BEGIN Stored rows

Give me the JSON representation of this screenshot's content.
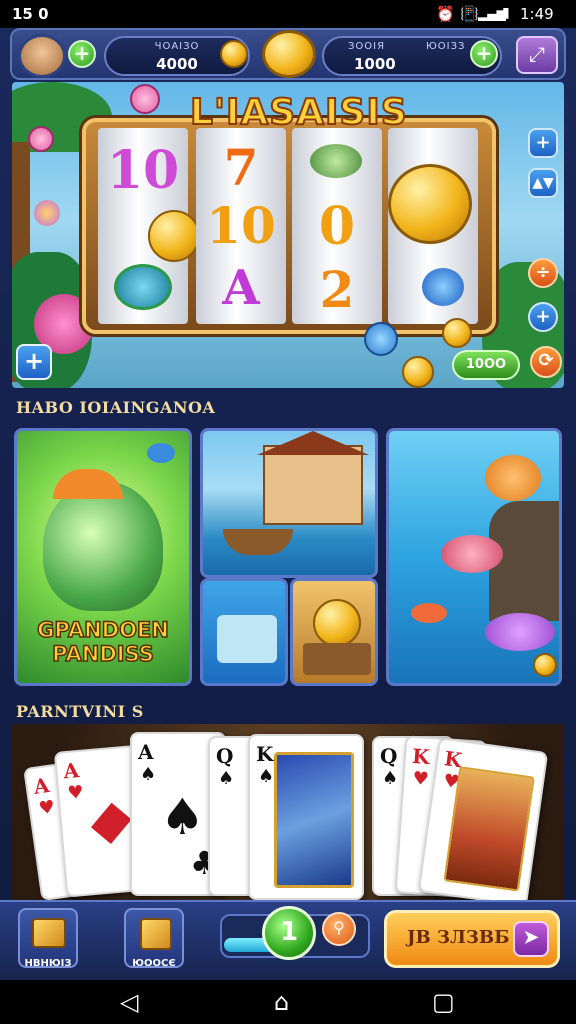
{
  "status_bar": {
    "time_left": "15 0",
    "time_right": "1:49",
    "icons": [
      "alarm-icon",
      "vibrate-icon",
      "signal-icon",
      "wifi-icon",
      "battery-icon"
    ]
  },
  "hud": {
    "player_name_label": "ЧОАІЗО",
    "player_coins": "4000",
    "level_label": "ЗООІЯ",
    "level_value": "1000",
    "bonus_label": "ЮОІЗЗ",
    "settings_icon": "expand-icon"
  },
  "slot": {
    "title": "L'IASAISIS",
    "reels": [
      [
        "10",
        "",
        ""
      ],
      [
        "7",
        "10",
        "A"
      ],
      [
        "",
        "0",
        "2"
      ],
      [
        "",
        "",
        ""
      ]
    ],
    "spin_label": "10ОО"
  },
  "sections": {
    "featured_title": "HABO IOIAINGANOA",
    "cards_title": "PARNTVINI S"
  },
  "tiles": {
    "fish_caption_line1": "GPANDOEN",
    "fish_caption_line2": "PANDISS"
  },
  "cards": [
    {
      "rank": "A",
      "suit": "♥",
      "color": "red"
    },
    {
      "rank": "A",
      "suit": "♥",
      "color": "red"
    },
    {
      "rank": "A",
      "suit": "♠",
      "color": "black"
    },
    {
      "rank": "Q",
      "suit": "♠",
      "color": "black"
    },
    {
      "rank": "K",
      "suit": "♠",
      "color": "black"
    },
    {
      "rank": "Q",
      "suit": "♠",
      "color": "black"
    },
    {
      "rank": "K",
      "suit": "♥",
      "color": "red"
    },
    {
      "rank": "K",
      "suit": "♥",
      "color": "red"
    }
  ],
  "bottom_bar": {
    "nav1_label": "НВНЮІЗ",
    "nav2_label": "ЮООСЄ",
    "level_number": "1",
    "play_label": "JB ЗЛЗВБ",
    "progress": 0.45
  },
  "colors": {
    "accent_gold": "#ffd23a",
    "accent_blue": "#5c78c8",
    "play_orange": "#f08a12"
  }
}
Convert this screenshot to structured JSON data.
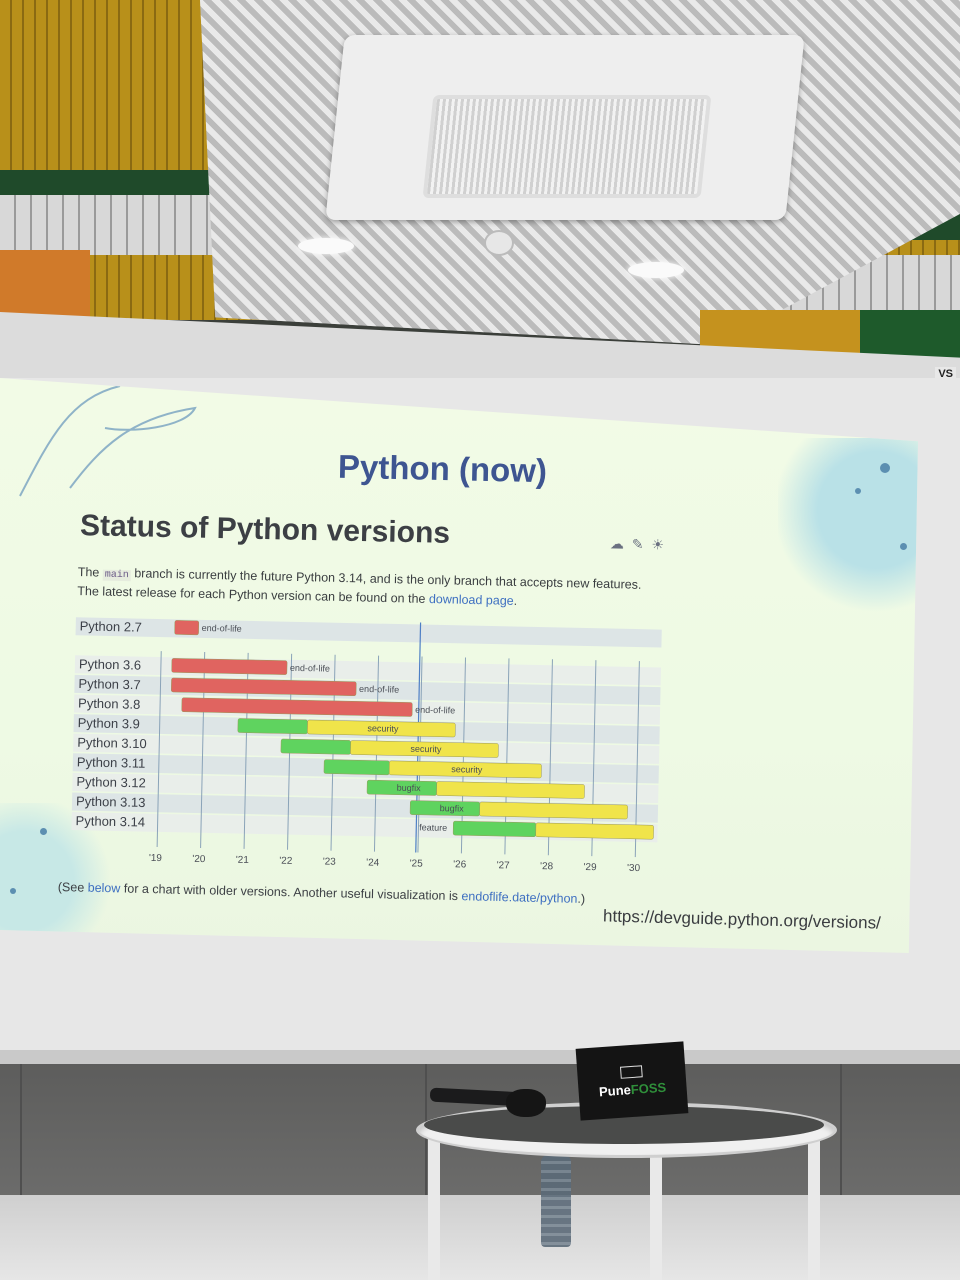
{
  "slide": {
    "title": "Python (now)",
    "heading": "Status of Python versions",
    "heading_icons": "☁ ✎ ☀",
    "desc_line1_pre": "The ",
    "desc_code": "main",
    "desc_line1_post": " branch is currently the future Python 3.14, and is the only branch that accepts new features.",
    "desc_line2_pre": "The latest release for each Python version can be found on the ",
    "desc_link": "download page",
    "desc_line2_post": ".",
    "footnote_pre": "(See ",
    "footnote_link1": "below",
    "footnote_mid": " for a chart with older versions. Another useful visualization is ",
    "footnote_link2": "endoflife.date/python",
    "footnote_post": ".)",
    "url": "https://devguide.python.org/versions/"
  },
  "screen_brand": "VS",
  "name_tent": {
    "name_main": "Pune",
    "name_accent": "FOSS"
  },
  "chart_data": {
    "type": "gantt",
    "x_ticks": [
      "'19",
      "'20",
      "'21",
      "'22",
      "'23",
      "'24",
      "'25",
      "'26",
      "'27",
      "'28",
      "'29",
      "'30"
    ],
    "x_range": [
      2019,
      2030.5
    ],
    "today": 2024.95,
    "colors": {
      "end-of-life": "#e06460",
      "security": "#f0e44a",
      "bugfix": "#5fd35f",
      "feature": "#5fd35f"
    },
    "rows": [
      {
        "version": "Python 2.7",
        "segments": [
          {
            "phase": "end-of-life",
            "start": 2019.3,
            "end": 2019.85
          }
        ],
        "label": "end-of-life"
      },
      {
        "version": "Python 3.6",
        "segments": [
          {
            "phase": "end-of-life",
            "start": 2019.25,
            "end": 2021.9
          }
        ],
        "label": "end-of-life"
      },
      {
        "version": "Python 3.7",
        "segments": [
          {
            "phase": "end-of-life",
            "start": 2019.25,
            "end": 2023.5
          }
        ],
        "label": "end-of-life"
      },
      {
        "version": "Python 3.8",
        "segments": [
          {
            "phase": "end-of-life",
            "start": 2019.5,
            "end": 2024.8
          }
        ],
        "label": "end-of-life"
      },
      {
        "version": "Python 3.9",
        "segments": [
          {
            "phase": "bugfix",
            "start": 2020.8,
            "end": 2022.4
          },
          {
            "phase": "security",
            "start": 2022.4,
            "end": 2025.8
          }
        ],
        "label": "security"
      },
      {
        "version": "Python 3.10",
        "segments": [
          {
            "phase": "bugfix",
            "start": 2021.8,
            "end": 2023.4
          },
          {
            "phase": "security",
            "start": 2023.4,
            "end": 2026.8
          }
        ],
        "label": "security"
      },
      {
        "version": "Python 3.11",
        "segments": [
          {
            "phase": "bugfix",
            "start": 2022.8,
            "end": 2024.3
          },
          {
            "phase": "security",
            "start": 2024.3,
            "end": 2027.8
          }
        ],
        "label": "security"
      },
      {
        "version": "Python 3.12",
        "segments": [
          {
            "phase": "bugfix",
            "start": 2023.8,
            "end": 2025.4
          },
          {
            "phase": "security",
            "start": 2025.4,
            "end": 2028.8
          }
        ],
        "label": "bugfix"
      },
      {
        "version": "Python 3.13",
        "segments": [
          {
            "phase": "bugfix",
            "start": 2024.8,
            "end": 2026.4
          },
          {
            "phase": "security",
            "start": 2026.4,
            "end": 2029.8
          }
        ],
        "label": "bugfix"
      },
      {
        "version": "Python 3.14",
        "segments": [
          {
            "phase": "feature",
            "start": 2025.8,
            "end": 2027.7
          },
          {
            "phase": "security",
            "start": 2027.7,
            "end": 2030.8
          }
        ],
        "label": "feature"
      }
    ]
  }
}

END Stored rows

• **Exercise brief**
Which lines hold the word "screenshot"? Copy each of them from the records.

• **Solution**
Give me the JSON representation of this screenshot's content.
Convert this screenshot to structured JSON data.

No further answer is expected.